> _Task instructions_
Pick every line with "Quién" from the material below.
------------------------
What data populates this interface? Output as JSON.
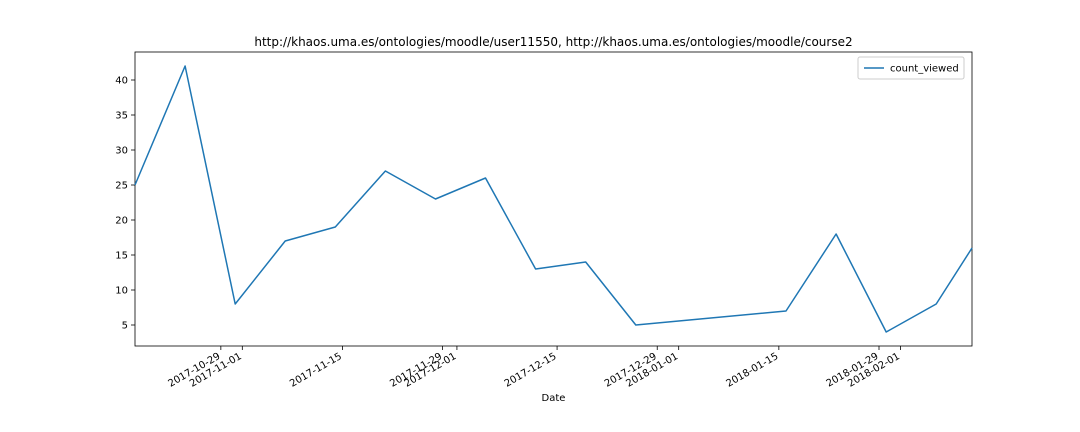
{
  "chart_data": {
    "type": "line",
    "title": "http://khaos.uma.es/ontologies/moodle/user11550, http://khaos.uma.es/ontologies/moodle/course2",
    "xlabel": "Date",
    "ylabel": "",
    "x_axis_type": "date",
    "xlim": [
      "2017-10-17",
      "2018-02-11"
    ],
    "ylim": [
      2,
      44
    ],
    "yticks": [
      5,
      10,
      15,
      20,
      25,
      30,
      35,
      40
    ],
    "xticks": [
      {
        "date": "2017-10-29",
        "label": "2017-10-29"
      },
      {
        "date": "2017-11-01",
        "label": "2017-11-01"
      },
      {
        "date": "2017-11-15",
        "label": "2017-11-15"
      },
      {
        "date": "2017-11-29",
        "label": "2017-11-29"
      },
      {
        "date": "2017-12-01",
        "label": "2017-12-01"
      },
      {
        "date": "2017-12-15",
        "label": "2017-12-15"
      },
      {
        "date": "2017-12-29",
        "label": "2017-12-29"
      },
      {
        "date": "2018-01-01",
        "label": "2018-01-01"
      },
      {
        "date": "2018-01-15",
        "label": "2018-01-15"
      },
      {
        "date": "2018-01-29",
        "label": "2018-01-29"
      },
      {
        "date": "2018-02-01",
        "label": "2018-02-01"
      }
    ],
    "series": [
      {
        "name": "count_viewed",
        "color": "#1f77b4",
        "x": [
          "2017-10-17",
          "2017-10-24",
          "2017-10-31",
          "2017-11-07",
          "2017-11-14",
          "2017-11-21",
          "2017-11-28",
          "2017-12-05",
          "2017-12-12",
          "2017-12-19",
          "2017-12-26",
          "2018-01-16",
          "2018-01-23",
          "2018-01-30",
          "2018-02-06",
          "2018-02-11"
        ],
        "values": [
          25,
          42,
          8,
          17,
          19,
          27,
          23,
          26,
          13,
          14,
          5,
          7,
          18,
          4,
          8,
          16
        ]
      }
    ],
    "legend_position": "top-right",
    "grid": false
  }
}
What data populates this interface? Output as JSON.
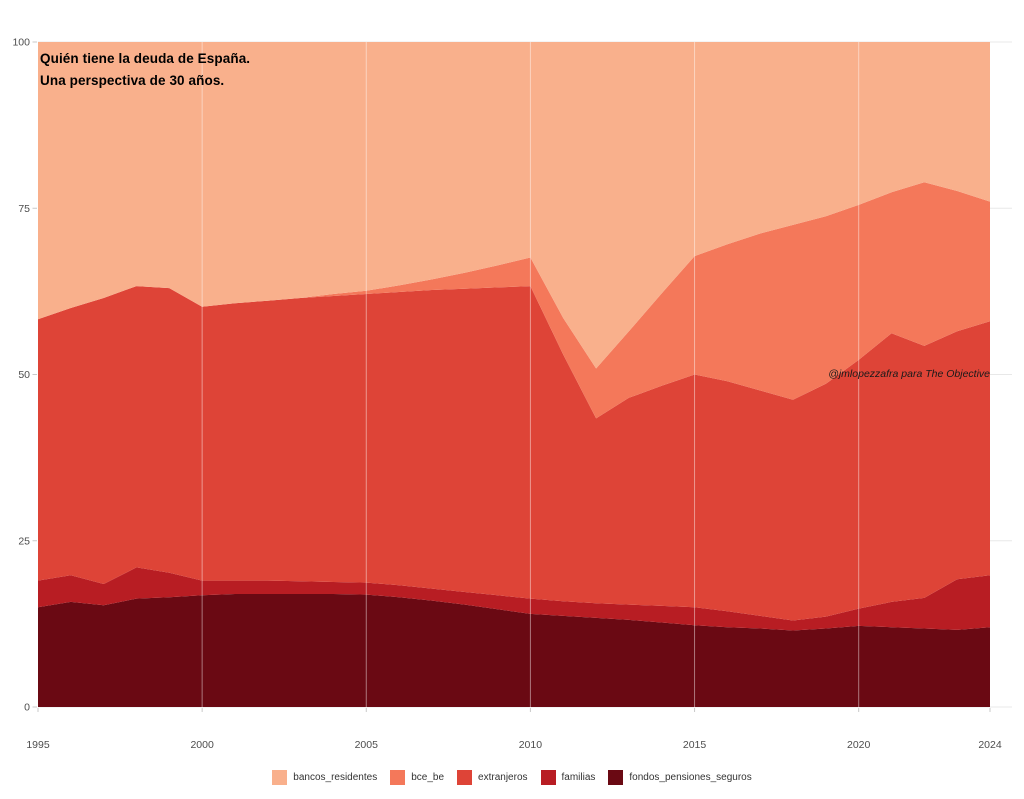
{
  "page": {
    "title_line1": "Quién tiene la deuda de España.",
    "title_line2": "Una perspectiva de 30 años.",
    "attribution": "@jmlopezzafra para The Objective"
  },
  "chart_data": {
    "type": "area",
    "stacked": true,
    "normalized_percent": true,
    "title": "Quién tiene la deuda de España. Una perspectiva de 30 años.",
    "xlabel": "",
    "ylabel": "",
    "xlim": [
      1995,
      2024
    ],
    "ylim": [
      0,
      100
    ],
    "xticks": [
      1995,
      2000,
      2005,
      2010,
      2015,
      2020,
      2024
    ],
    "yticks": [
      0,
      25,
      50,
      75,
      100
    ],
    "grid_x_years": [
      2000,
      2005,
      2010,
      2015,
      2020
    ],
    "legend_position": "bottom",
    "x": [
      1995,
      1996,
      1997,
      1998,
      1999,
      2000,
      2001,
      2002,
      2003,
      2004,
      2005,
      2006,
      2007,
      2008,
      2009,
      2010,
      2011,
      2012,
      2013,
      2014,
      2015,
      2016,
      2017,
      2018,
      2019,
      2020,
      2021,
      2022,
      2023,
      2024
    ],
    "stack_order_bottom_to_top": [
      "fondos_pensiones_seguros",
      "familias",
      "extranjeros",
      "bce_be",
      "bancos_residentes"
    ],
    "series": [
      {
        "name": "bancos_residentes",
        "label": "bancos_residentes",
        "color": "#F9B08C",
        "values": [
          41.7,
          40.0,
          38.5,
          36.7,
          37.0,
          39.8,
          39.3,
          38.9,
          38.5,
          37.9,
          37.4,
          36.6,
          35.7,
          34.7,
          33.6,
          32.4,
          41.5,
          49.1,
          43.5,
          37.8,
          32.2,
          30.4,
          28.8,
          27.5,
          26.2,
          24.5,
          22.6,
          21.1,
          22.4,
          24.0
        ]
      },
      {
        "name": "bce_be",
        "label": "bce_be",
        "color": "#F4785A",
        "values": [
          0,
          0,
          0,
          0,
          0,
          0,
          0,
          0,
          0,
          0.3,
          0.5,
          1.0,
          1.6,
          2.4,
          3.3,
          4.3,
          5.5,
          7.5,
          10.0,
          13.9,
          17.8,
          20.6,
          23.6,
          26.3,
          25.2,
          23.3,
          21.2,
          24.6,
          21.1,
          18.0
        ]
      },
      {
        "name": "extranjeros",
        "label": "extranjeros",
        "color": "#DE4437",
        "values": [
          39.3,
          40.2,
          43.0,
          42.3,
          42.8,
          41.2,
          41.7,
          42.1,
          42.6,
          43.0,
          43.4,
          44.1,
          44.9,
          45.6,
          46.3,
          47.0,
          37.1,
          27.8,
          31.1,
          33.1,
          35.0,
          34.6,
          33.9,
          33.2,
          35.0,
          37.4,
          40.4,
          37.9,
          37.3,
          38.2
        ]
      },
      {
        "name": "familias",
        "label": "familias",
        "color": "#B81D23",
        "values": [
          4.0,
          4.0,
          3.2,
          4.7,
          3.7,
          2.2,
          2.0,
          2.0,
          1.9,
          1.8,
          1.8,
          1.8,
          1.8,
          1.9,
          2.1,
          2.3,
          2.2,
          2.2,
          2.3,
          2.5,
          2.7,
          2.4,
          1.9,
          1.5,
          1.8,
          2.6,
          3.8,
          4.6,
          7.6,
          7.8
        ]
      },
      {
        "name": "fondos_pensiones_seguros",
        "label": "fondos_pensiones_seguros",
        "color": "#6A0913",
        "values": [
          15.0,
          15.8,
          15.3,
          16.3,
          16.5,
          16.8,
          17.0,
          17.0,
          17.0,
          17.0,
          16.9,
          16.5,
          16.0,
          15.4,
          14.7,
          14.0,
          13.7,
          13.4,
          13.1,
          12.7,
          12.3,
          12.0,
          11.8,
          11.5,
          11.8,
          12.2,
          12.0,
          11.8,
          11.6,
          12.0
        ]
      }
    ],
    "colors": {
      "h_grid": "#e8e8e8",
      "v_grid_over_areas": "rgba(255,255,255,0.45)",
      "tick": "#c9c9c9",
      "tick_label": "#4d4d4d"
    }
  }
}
------------------------
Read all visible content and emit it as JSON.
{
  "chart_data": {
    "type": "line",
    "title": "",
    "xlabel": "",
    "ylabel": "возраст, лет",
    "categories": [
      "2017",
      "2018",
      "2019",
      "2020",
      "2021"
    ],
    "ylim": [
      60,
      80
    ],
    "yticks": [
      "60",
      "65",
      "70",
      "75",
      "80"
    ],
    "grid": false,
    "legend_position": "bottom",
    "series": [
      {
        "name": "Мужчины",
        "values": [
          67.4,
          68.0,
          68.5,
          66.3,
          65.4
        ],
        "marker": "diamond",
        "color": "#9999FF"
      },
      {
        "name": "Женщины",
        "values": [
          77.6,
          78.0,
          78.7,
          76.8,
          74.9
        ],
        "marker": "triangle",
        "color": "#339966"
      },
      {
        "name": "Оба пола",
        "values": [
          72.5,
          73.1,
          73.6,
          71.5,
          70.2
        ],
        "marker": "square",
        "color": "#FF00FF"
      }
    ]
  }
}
------------------------
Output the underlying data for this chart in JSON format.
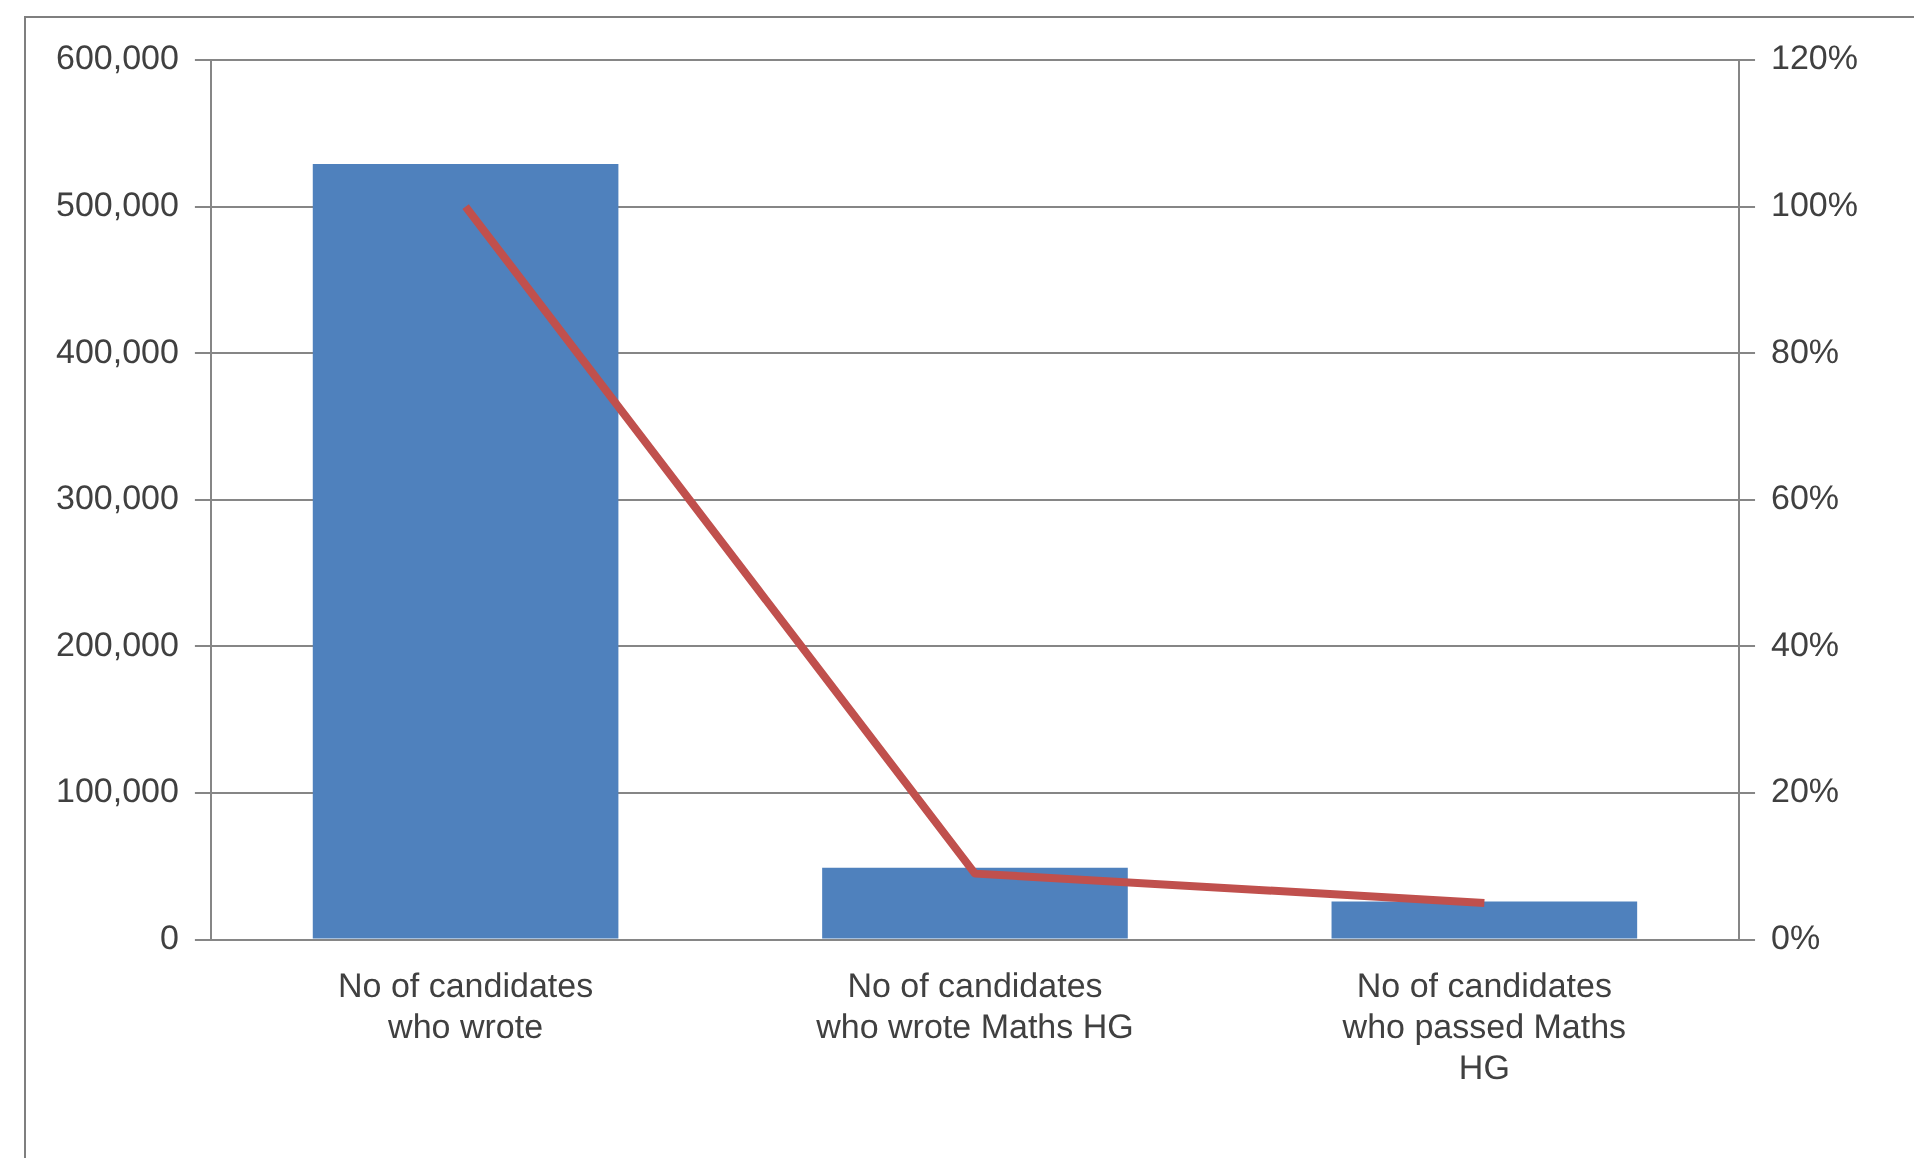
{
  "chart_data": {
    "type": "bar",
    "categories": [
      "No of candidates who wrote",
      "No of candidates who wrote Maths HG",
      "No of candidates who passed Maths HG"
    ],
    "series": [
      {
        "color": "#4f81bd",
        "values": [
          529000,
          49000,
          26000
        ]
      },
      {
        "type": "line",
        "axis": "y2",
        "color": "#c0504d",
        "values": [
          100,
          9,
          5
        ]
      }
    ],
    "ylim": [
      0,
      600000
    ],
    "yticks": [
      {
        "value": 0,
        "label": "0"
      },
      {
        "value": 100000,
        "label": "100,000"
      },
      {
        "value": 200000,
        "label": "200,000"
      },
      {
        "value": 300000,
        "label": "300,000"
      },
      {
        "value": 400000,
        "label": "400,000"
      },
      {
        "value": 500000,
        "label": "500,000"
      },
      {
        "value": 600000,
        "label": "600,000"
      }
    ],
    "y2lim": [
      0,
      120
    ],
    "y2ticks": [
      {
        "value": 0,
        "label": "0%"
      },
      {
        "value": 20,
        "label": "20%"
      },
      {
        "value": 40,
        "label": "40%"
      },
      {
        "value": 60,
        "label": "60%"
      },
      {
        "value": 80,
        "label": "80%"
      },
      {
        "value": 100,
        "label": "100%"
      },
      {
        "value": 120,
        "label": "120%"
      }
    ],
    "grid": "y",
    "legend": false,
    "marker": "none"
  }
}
------------------------
> _Full output_
    "title_line1": "Quién tiene la deuda de España.",
    "title": "Quién tiene la deuda de España. Una perspectiva de 30 años.",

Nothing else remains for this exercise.